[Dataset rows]
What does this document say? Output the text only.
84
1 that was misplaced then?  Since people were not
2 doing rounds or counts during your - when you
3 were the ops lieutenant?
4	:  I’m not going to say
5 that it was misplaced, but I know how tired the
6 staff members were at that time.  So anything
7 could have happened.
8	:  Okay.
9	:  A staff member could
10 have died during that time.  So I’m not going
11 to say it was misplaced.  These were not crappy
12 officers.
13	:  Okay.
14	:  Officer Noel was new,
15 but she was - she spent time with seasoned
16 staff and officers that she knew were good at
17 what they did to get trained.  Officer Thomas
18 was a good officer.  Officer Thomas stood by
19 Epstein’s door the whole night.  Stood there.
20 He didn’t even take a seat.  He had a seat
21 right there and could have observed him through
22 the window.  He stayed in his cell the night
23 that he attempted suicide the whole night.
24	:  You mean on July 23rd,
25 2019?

▸ Aim of the exercise:
Take the lines above and retype all of them exactly.

▸ Response below:
What does this document say? Output the text only.
84
1 that was misplaced then?  Since people were not
2 doing rounds or counts during your - when you
3 were the ops lieutenant?
4	:  I’m not going to say
5 that it was misplaced, but I know how tired the
6 staff members were at that time.  So anything
7 could have happened.
8	:  Okay.
9	:  A staff member could
10 have died during that time.  So I’m not going
11 to say it was misplaced.  These were not crappy
12 officers.
13	:  Okay.
14	:  Officer Noel was new,
15 but she was - she spent time with seasoned
16 staff and officers that she knew were good at
17 what they did to get trained.  Officer Thomas
18 was a good officer.  Officer Thomas stood by
19 Epstein’s door the whole night.  Stood there.
20 He didn’t even take a seat.  He had a seat
21 right there and could have observed him through
22 the window.  He stayed in his cell the night
23 that he attempted suicide the whole night.
24	:  You mean on July 23rd,
25 2019?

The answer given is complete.